* [Records for this task]
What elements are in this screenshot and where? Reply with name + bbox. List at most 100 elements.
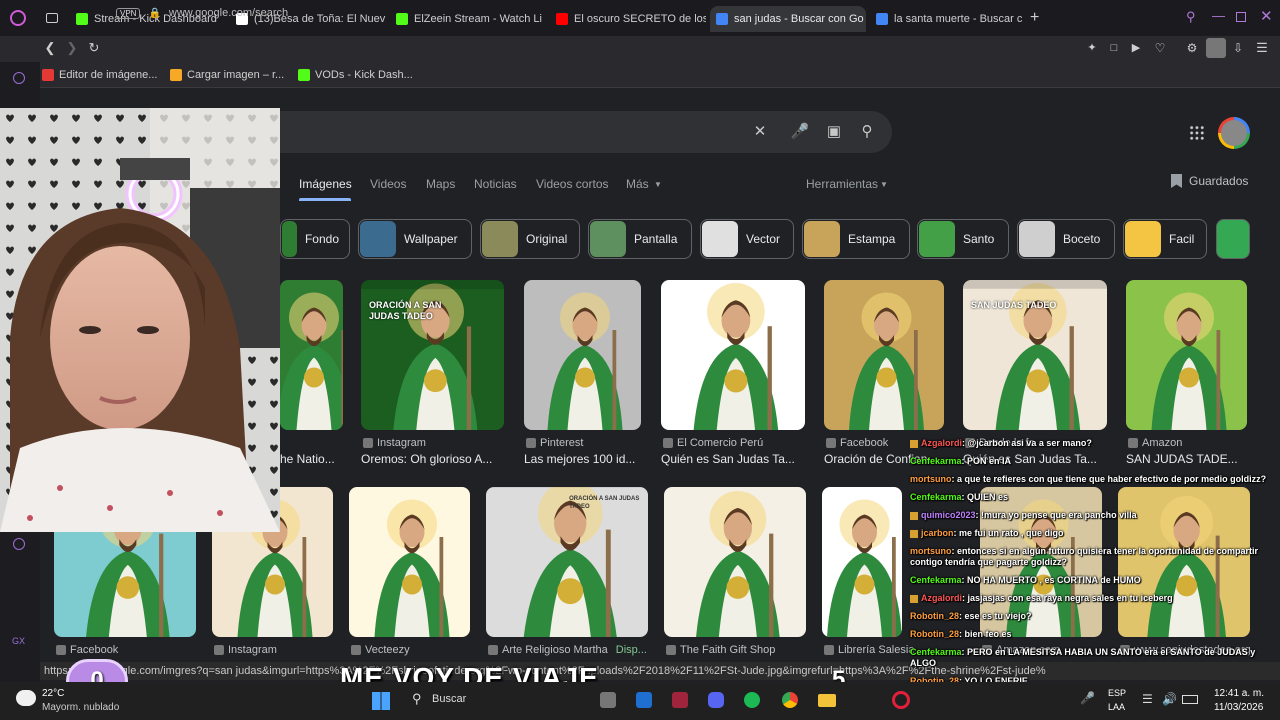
weather-desc[interactable]: Mayorm. nublado: [42, 702, 119, 713]
filter-chip[interactable]: Wallpaper: [358, 219, 472, 259]
bookmark-item[interactable]: Cargar imagen – r...: [170, 66, 284, 84]
image-result[interactable]: [1126, 280, 1247, 430]
opera-icon[interactable]: [892, 691, 910, 709]
filter-chip[interactable]: Pantalla: [588, 219, 692, 259]
taskbar-app-icon[interactable]: [600, 692, 616, 708]
image-result[interactable]: [824, 280, 944, 430]
result-source[interactable]: Vecteezy: [351, 644, 482, 656]
taskbar-search-icon[interactable]: ⚲: [412, 691, 422, 707]
heart-icon[interactable]: ♡: [1152, 38, 1168, 58]
bookmark-item[interactable]: Editor de imágene...: [42, 66, 157, 84]
result-source[interactable]: Facebook: [56, 644, 208, 656]
image-result[interactable]: [349, 487, 470, 637]
weather-temp[interactable]: 22°C: [42, 688, 64, 699]
discord-icon[interactable]: [708, 692, 724, 708]
search-tab[interactable]: Videos: [370, 177, 406, 191]
account-avatar[interactable]: [1218, 117, 1250, 149]
result-source[interactable]: Instagram: [214, 644, 345, 656]
result-source[interactable]: Instagram: [363, 437, 506, 449]
start-button[interactable]: [372, 692, 390, 710]
taskbar-app-icon[interactable]: [672, 692, 688, 708]
taskbar-search-label[interactable]: Buscar: [432, 693, 466, 705]
close-window-button[interactable]: ✕: [1260, 7, 1273, 25]
clock-date[interactable]: 11/03/2026: [1214, 702, 1263, 713]
tools-button[interactable]: Herramientas: [806, 177, 878, 191]
weather-icon[interactable]: [16, 690, 36, 706]
language-code[interactable]: ESP: [1108, 688, 1126, 698]
forward-icon[interactable]: ❯: [64, 38, 80, 58]
apps-grid-icon[interactable]: [1189, 125, 1205, 141]
search-tab[interactable]: Noticias: [474, 177, 517, 191]
minimize-button[interactable]: —: [1212, 8, 1225, 23]
menu-icon[interactable]: ☰: [1254, 38, 1270, 58]
search-tabs-icon[interactable]: ⚲: [1186, 9, 1196, 25]
image-search-icon[interactable]: ▣: [824, 122, 844, 142]
saved-button[interactable]: Guardados: [1189, 174, 1248, 188]
image-result[interactable]: [524, 280, 641, 430]
spotify-icon[interactable]: [744, 692, 760, 708]
profile-avatar[interactable]: [1206, 38, 1226, 58]
back-icon[interactable]: ❮: [42, 38, 58, 58]
snapshot-icon[interactable]: □: [1106, 38, 1122, 58]
result-caption[interactable]: Oremos: Oh glorioso A...: [361, 452, 518, 466]
result-caption[interactable]: he Natio...: [280, 452, 357, 466]
extensions-icon[interactable]: ⚙: [1184, 38, 1200, 58]
filter-chip[interactable]: Original: [480, 219, 580, 259]
voice-search-icon[interactable]: 🎤: [790, 122, 810, 142]
url-text[interactable]: www.google.com/search: [169, 7, 288, 19]
image-result[interactable]: SAN JUDAS TADEO: [963, 280, 1107, 430]
image-result[interactable]: [822, 487, 902, 637]
chip-thumbnail: [1019, 221, 1055, 257]
bookmark-item[interactable]: VODs - Kick Dash...: [298, 66, 413, 84]
image-result[interactable]: [280, 280, 343, 430]
player-icon[interactable]: ▶: [1128, 38, 1144, 58]
result-caption[interactable]: Las mejores 100 id...: [524, 452, 655, 466]
tab-list-icon[interactable]: [46, 13, 58, 23]
result-source[interactable]: Arte Religioso Martha Disp...: [488, 644, 660, 656]
taskbar-app-icon[interactable]: [636, 692, 652, 708]
download-icon[interactable]: ⇩: [1230, 38, 1246, 58]
tray-mic-icon[interactable]: 🎤: [1080, 691, 1095, 705]
browser-menu-icon[interactable]: [10, 10, 26, 26]
battery-icon[interactable]: [1182, 695, 1198, 704]
result-source[interactable]: El Comercio Perú: [663, 437, 807, 449]
image-result[interactable]: [664, 487, 806, 637]
wifi-icon[interactable]: ☰: [1142, 692, 1153, 706]
search-tab[interactable]: Maps: [426, 177, 455, 191]
reload-icon[interactable]: ↻: [86, 38, 102, 58]
image-result[interactable]: ORACIÓN A SAN JUDAS TADEO: [486, 487, 648, 637]
search-icon[interactable]: ⚲: [857, 122, 877, 142]
language-layout[interactable]: LAA: [1108, 702, 1125, 712]
clock-time[interactable]: 12:41 a. m.: [1214, 688, 1264, 699]
clear-search-icon[interactable]: ✕: [750, 122, 770, 142]
sidebar-ai-icon[interactable]: [13, 72, 25, 84]
pin-icon[interactable]: ✦: [1084, 38, 1100, 58]
search-tab[interactable]: Imágenes: [299, 177, 352, 191]
more-chevron-icon[interactable]: ▼: [654, 180, 662, 189]
folder-icon[interactable]: [818, 694, 836, 707]
maximize-button[interactable]: [1236, 12, 1246, 22]
filter-chip[interactable]: Vector: [700, 219, 794, 259]
filter-chip[interactable]: Fondo: [280, 219, 350, 259]
volume-icon[interactable]: 🔊: [1162, 692, 1177, 706]
sidebar-gx-icon[interactable]: GX: [12, 636, 25, 646]
chips-next-icon[interactable]: [1216, 219, 1250, 259]
image-result[interactable]: ORACIÓN A SAN JUDAS TADEO: [361, 280, 504, 430]
filter-chip[interactable]: Santo: [917, 219, 1009, 259]
lock-icon[interactable]: 🔒: [148, 8, 160, 19]
filter-chip[interactable]: Estampa: [802, 219, 910, 259]
result-caption[interactable]: Quién es San Judas Ta...: [661, 452, 819, 466]
search-tab[interactable]: Videos cortos: [536, 177, 609, 191]
result-source[interactable]: Pinterest: [526, 437, 643, 449]
image-result[interactable]: [661, 280, 805, 430]
chrome-icon[interactable]: [782, 692, 798, 708]
result-source[interactable]: The Faith Gift Shop: [666, 644, 818, 656]
address-bar[interactable]: VPN 🔒 www.google.com/search: [116, 2, 1076, 24]
sidebar-settings-icon[interactable]: [13, 538, 25, 550]
tools-chevron-icon[interactable]: ▼: [880, 180, 888, 189]
filter-chip[interactable]: Facil: [1123, 219, 1207, 259]
search-tab[interactable]: Más: [626, 177, 649, 191]
filter-chip[interactable]: Boceto: [1017, 219, 1115, 259]
result-source[interactable]: Librería Salesiana · Ago: [824, 644, 914, 656]
vpn-badge[interactable]: VPN: [116, 7, 141, 19]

* [Goal of the exercise] Could you repeat each line above exactly as written? Omit the pictures.

* [Task solution]
What elements are in this screenshot and where? Reply with name + bbox. List at most 100 elements.
weather-desc[interactable]: Mayorm. nublado: [42, 702, 119, 713]
filter-chip[interactable]: Wallpaper: [358, 219, 472, 259]
bookmark-item[interactable]: Cargar imagen – r...: [170, 66, 284, 84]
image-result[interactable]: [1126, 280, 1247, 430]
opera-icon[interactable]: [892, 691, 910, 709]
filter-chip[interactable]: Pantalla: [588, 219, 692, 259]
taskbar-app-icon[interactable]: [600, 692, 616, 708]
image-result[interactable]: [824, 280, 944, 430]
result-source[interactable]: Vecteezy: [351, 644, 482, 656]
taskbar-search-icon[interactable]: ⚲: [412, 691, 422, 707]
heart-icon[interactable]: ♡: [1152, 38, 1168, 58]
bookmark-item[interactable]: Editor de imágene...: [42, 66, 157, 84]
result-source[interactable]: Facebook: [56, 644, 208, 656]
image-result[interactable]: [349, 487, 470, 637]
weather-temp[interactable]: 22°C: [42, 688, 64, 699]
discord-icon[interactable]: [708, 692, 724, 708]
search-tab[interactable]: Videos: [370, 177, 406, 191]
account-avatar[interactable]: [1218, 117, 1250, 149]
result-source[interactable]: Instagram: [214, 644, 345, 656]
result-source[interactable]: Instagram: [363, 437, 506, 449]
start-button[interactable]: [372, 692, 390, 710]
taskbar-app-icon[interactable]: [672, 692, 688, 708]
taskbar-search-label[interactable]: Buscar: [432, 693, 466, 705]
close-window-button[interactable]: ✕: [1260, 7, 1273, 25]
clock-date[interactable]: 11/03/2026: [1214, 702, 1263, 713]
tools-button[interactable]: Herramientas: [806, 177, 878, 191]
weather-icon[interactable]: [16, 690, 36, 706]
language-code[interactable]: ESP: [1108, 688, 1126, 698]
forward-icon[interactable]: ❯: [64, 38, 80, 58]
apps-grid-icon[interactable]: [1189, 125, 1205, 141]
search-tab[interactable]: Noticias: [474, 177, 517, 191]
minimize-button[interactable]: —: [1212, 8, 1225, 23]
menu-icon[interactable]: ☰: [1254, 38, 1270, 58]
search-tabs-icon[interactable]: ⚲: [1186, 9, 1196, 25]
image-search-icon[interactable]: ▣: [824, 122, 844, 142]
saved-button[interactable]: Guardados: [1189, 174, 1248, 188]
image-result[interactable]: [524, 280, 641, 430]
spotify-icon[interactable]: [744, 692, 760, 708]
profile-avatar[interactable]: [1206, 38, 1226, 58]
back-icon[interactable]: ❮: [42, 38, 58, 58]
snapshot-icon[interactable]: □: [1106, 38, 1122, 58]
result-caption[interactable]: Oremos: Oh glorioso A...: [361, 452, 518, 466]
result-caption[interactable]: he Natio...: [280, 452, 357, 466]
extensions-icon[interactable]: ⚙: [1184, 38, 1200, 58]
filter-chip[interactable]: Original: [480, 219, 580, 259]
voice-search-icon[interactable]: 🎤: [790, 122, 810, 142]
url-text[interactable]: www.google.com/search: [169, 7, 288, 19]
image-result[interactable]: SAN JUDAS TADEO: [963, 280, 1107, 430]
image-result[interactable]: [822, 487, 902, 637]
chip-thumbnail: [1019, 221, 1055, 257]
bookmark-item[interactable]: VODs - Kick Dash...: [298, 66, 413, 84]
image-result[interactable]: [280, 280, 343, 430]
player-icon[interactable]: ▶: [1128, 38, 1144, 58]
result-caption[interactable]: Las mejores 100 id...: [524, 452, 655, 466]
tab-list-icon[interactable]: [46, 13, 58, 23]
result-source[interactable]: Arte Religioso Martha Disp...: [488, 644, 660, 656]
taskbar-app-icon[interactable]: [636, 692, 652, 708]
download-icon[interactable]: ⇩: [1230, 38, 1246, 58]
tray-mic-icon[interactable]: 🎤: [1080, 691, 1095, 705]
browser-menu-icon[interactable]: [10, 10, 26, 26]
battery-icon[interactable]: [1182, 695, 1198, 704]
result-source[interactable]: El Comercio Perú: [663, 437, 807, 449]
image-result[interactable]: [664, 487, 806, 637]
wifi-icon[interactable]: ☰: [1142, 692, 1153, 706]
search-tab[interactable]: Maps: [426, 177, 455, 191]
reload-icon[interactable]: ↻: [86, 38, 102, 58]
image-result[interactable]: ORACIÓN A SAN JUDAS TADEO: [486, 487, 648, 637]
search-icon[interactable]: ⚲: [857, 122, 877, 142]
language-layout[interactable]: LAA: [1108, 702, 1125, 712]
clock-time[interactable]: 12:41 a. m.: [1214, 688, 1264, 699]
clear-search-icon[interactable]: ✕: [750, 122, 770, 142]
sidebar-ai-icon[interactable]: [13, 72, 25, 84]
pin-icon[interactable]: ✦: [1084, 38, 1100, 58]
search-tab[interactable]: Imágenes: [299, 177, 352, 191]
more-chevron-icon[interactable]: ▼: [654, 180, 662, 189]
folder-icon[interactable]: [818, 694, 836, 707]
maximize-button[interactable]: [1236, 12, 1246, 22]
filter-chip[interactable]: Vector: [700, 219, 794, 259]
filter-chip[interactable]: Fondo: [280, 219, 350, 259]
volume-icon[interactable]: 🔊: [1162, 692, 1177, 706]
sidebar-gx-icon[interactable]: GX: [12, 636, 25, 646]
chips-next-icon[interactable]: [1216, 219, 1250, 259]
image-result[interactable]: ORACIÓN A SAN JUDAS TADEO: [361, 280, 504, 430]
filter-chip[interactable]: Santo: [917, 219, 1009, 259]
lock-icon[interactable]: 🔒: [148, 8, 160, 19]
filter-chip[interactable]: Estampa: [802, 219, 910, 259]
result-caption[interactable]: Quién es San Judas Ta...: [661, 452, 819, 466]
search-tab[interactable]: Videos cortos: [536, 177, 609, 191]
result-source[interactable]: Pinterest: [526, 437, 643, 449]
image-result[interactable]: [661, 280, 805, 430]
chrome-icon[interactable]: [782, 692, 798, 708]
result-source[interactable]: The Faith Gift Shop: [666, 644, 818, 656]
address-bar[interactable]: VPN 🔒 www.google.com/search: [116, 2, 1076, 24]
sidebar-settings-icon[interactable]: [13, 538, 25, 550]
tools-chevron-icon[interactable]: ▼: [880, 180, 888, 189]
filter-chip[interactable]: Facil: [1123, 219, 1207, 259]
search-tab[interactable]: Más: [626, 177, 649, 191]
filter-chip[interactable]: Boceto: [1017, 219, 1115, 259]
result-source[interactable]: Librería Salesiana · Ago: [824, 644, 914, 656]
vpn-badge[interactable]: VPN: [116, 7, 141, 19]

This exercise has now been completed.